##### DATASET ROWS #####
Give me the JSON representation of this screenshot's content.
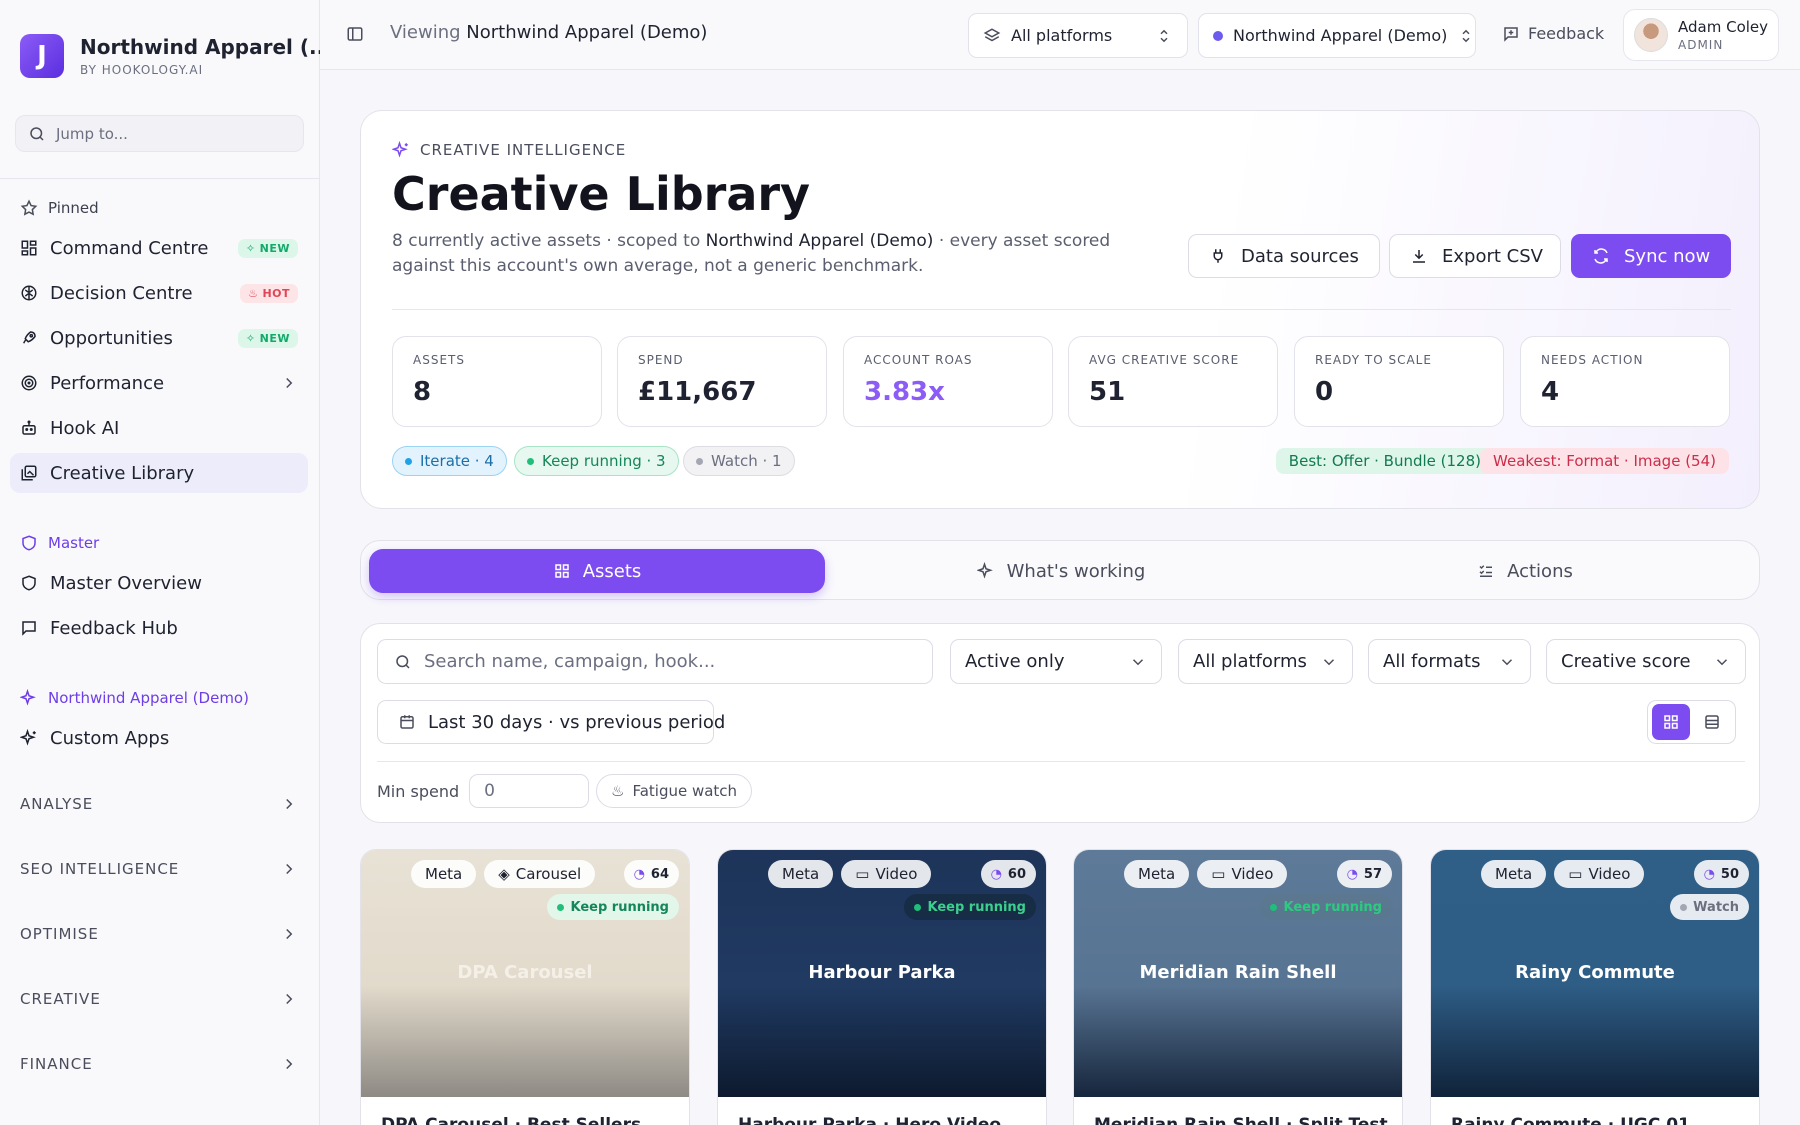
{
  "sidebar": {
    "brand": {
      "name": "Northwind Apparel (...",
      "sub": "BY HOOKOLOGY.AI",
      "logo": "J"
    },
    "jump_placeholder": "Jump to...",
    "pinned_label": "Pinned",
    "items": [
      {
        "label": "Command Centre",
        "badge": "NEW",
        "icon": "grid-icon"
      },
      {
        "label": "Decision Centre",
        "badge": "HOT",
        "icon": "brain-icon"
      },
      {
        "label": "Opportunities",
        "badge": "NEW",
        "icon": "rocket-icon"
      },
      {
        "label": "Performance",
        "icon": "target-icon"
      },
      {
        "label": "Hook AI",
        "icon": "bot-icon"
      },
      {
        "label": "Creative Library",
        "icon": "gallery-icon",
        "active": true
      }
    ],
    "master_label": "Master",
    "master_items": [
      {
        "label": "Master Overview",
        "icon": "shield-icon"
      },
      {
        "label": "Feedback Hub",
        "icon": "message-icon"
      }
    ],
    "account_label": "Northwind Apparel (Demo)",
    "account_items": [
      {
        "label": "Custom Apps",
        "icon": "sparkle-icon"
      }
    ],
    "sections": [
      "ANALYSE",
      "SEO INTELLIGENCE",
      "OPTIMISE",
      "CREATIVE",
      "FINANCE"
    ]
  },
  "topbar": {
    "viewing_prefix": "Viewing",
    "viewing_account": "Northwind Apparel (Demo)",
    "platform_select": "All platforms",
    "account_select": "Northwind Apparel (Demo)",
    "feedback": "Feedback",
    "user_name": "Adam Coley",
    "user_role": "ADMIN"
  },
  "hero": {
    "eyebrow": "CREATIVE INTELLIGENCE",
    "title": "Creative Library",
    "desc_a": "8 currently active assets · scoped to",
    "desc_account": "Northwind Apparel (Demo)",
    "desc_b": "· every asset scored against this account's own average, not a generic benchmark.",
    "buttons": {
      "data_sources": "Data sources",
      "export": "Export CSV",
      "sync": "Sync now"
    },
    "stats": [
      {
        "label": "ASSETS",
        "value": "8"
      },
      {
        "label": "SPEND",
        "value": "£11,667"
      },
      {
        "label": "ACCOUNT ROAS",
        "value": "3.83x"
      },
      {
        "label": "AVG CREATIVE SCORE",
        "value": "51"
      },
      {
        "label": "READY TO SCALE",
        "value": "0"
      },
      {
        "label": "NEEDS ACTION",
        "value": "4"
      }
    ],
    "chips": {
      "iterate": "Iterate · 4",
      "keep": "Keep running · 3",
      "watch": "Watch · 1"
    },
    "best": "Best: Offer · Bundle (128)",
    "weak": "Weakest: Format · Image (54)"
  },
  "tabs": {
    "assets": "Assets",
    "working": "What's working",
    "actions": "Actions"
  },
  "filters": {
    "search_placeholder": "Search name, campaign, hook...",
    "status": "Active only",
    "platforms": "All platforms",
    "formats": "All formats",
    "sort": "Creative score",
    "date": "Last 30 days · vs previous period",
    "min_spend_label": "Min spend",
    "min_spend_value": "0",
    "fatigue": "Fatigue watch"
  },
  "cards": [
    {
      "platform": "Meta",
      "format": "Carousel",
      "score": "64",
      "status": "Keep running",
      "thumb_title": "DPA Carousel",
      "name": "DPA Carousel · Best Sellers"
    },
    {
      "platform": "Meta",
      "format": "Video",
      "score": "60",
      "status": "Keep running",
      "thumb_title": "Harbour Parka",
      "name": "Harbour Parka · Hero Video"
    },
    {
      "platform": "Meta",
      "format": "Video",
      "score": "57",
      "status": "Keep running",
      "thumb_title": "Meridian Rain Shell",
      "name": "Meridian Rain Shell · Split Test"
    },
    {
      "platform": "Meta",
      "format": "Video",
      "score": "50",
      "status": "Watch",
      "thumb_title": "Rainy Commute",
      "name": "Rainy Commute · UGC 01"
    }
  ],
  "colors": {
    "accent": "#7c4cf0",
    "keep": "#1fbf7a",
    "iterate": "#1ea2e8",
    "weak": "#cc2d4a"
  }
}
#####
Where a line in the entries holds the word "Commute", copy that line.

[EXERCISE RESULT]
      "thumb_title": "Rainy Commute",
      "name": "Rainy Commute · UGC 01"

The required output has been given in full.